Com base no texto fornecido, explique em uma a três frases por que Nathaly analisa a geometria dos poros das rochas reservatórios de petróleo.

* TEXTO FORNECIDO:
================================

Rosangela Itri, no Instituto de Física, foi quem levou a jovem estudante pela primeira vez ao LNLS. “Ela foi minha orientadora da iniciação científica e do mestrado, e é super usuária do LNLS. Um dia, me levou para conhecer, como aluna”, conta. A professora Karin Riske também esteve presente nos momentos decisivos da carreira de Nathaly. “Era para ela que eu corria”, diz a ex-aluna. Nathaly fez mestrado na USP e doutorado na Universidade Estadual do Norte Fluminense Darcy Ribeiro, que cursou no período em que morou na cidade de Macaé (RJ), onde acompanhou o marido, Thiago, que na época trabalhava como engenheiro de petróleo. Na Universidade de Manchester, aprendeu a técnica de microtomografia de raio X.
Em uma terceira linha de trabalho no LNLS, Nathaly pesquisa rochas reservatórios de petróleo. Com microtomografias de raio X de amostras das rochas, ela analisa da geometria dos poros. “A rocha é como uma pedra-pomes, toda furadinha, e o óleo está lá dentro. Uma das respostas da pesquisa é se será fácil ou difícil tirar petróleo da rocha, com base em propriedades geométricas desse espaço poroso”, resume.
Com três atividades diferentes no laboratório, Nathaly às vezes passa 12 horas seguidas no trabalho. Quando está de folga, procura viajar com o marido. “Nem levo o computador”, diz. “Se eu falar que vou para casa e desligo do trabalho, não é verdade. Mas tento ter uma vida fora daqui (do LNLS), encontrar os amigos, ir a um bar, fazer um churrasco”, diz. Nathaly gosta de conversar com universitários e também com crianças e adolescentes que visitam o LNLS, ao longo do ano. “A gente tenta mostrar a importância das pesquisas que são realizadas aqui. É muito importante para a medicina, para a engenharia, para diversas áreas de pesquisa. Eu mesma não tinha noção do que era feito aqui quando vim pela primeira vez. Tem um dia no ano em que o laboratório é aberto para a população e é muito legal”, diz.

================================

* INFORMAÇÕES:
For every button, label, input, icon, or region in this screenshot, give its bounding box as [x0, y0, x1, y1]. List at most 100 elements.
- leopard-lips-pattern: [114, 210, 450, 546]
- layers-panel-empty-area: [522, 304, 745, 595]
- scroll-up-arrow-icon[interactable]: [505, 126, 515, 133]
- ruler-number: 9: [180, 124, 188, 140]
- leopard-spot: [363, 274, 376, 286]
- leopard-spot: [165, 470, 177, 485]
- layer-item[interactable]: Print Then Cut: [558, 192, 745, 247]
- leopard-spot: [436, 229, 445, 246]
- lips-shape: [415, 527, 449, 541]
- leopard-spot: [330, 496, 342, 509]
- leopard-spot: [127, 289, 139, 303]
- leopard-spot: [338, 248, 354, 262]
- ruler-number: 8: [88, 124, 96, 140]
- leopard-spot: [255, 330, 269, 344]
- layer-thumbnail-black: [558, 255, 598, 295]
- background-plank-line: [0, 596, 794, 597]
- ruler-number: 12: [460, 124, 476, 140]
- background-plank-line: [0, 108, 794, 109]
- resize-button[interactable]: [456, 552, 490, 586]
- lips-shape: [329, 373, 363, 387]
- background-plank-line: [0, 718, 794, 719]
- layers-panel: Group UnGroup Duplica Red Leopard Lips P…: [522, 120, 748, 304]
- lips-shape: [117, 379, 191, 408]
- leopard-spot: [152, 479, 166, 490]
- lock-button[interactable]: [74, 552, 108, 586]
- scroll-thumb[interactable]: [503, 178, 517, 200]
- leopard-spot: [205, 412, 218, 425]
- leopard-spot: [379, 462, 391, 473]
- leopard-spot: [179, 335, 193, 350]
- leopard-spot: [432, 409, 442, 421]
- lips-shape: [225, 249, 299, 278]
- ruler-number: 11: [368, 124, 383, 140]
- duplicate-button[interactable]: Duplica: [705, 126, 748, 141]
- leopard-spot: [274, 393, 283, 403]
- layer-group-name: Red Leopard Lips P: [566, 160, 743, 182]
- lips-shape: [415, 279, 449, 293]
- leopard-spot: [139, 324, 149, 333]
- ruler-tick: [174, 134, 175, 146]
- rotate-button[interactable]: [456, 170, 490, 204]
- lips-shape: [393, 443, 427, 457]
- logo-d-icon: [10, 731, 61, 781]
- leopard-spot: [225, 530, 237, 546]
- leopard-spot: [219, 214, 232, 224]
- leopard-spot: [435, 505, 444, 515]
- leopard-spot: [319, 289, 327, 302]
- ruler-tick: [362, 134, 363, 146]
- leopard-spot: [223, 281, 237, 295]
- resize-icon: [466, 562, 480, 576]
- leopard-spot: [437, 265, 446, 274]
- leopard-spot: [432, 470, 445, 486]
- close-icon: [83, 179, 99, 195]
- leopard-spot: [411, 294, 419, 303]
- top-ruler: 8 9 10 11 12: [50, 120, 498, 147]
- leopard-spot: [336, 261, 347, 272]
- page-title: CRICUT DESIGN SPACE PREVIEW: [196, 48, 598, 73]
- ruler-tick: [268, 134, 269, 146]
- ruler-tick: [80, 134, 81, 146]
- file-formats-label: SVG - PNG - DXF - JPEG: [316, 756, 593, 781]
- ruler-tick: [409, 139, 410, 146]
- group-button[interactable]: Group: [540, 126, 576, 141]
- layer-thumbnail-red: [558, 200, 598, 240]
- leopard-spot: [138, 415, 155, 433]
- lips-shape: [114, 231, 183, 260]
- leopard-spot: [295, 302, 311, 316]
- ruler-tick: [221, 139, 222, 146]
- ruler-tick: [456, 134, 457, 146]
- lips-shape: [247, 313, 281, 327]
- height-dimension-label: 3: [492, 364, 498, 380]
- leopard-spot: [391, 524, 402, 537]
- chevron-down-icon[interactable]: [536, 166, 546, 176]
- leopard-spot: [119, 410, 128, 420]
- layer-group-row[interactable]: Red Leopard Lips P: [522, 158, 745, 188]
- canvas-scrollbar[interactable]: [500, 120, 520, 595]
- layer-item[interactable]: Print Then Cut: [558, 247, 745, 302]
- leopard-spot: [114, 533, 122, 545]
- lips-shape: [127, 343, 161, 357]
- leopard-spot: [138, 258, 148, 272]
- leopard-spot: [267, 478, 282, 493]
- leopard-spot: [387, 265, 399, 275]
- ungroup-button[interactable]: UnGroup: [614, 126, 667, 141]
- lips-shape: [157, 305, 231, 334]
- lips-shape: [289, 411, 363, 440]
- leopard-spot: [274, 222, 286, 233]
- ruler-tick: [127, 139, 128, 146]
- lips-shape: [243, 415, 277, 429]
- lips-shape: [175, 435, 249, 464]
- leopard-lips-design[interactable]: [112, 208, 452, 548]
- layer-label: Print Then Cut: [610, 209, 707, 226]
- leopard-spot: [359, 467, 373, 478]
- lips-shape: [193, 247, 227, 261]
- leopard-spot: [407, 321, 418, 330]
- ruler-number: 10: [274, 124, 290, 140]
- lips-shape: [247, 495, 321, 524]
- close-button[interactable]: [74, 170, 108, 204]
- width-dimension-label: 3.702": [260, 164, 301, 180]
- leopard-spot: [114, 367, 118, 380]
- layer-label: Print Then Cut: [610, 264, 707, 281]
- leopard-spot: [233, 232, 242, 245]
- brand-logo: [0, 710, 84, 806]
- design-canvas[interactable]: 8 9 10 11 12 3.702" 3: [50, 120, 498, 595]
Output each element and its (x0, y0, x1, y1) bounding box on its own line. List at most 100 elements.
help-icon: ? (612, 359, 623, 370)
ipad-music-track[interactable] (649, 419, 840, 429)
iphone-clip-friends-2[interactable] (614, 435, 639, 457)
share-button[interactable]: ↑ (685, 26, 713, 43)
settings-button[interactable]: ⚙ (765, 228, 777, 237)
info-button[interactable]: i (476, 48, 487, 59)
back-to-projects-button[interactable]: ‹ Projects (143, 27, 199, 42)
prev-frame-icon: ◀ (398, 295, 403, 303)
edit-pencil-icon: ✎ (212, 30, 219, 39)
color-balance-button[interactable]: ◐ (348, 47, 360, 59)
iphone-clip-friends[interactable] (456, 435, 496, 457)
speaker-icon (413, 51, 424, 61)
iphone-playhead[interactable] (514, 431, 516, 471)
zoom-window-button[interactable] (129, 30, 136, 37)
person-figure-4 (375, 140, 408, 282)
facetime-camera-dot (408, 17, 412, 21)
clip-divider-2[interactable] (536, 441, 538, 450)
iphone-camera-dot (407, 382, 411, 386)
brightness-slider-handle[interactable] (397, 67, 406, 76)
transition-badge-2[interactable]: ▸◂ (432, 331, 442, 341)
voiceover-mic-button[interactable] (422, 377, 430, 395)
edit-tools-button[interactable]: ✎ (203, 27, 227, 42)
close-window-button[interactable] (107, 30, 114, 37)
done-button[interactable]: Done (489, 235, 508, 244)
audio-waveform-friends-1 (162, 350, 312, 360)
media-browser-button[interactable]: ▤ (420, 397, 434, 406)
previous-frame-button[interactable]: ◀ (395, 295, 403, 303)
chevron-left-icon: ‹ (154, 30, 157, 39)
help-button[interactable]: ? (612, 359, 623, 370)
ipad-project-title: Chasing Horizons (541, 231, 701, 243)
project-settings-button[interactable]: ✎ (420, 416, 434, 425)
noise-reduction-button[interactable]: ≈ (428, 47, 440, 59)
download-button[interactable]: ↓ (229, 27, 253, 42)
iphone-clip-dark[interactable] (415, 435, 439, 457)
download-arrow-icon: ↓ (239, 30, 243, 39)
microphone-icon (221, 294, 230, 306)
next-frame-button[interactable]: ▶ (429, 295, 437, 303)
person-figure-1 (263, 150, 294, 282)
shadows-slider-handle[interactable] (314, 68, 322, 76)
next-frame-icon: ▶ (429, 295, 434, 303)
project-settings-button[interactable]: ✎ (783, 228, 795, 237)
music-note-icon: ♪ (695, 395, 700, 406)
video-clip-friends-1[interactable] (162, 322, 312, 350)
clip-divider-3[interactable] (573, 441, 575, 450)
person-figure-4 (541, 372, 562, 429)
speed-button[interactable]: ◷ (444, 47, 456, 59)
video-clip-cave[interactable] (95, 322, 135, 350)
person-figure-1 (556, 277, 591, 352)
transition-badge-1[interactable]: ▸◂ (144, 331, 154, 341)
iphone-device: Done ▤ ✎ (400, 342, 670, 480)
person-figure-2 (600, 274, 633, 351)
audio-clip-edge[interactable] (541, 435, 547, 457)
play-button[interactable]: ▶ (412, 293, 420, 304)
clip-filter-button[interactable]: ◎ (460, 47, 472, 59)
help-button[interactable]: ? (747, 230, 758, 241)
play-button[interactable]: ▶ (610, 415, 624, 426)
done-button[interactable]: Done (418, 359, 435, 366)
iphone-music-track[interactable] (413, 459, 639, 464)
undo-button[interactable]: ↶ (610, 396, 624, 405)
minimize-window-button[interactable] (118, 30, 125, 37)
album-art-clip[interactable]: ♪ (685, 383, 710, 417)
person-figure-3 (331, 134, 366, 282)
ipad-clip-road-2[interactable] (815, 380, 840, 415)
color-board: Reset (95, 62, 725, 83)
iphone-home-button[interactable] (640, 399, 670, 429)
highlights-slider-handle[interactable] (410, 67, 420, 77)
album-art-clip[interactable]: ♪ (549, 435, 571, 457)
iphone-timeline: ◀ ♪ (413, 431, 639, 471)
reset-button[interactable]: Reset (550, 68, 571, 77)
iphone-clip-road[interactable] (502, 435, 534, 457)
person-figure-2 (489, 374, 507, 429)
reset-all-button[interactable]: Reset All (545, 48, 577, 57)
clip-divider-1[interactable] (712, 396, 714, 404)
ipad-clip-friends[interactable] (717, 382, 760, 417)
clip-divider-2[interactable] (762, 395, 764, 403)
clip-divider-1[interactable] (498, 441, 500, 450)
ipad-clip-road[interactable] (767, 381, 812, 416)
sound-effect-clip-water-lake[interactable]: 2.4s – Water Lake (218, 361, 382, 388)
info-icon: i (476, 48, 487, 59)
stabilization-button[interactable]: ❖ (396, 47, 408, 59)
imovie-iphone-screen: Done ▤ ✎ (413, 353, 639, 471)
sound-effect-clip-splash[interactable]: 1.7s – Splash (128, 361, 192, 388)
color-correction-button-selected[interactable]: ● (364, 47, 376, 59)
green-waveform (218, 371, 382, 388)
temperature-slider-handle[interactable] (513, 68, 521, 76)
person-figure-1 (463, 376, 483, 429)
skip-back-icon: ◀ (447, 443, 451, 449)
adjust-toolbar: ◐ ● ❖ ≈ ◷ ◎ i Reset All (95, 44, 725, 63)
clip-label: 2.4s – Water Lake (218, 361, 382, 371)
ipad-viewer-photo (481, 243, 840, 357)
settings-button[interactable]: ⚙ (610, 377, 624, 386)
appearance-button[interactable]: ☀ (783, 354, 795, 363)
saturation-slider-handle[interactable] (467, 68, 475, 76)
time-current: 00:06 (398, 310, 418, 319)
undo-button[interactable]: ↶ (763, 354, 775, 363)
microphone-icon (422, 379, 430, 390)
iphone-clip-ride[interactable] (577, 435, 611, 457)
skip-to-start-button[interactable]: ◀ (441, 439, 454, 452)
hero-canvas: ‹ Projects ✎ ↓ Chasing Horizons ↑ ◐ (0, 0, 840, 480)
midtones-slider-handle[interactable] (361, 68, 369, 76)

================================

* RESPOSTA ESCRITA: A rocha reservatório é toda furada, como uma pedra-pomes, e o óleo fica dentro desses poros. Com microtomografias de raio X, Nathaly estuda as propriedades geométricas desse espaço poroso. Uma das respostas que a pesquisa busca é se será fácil ou difícil tirar petróleo da rocha.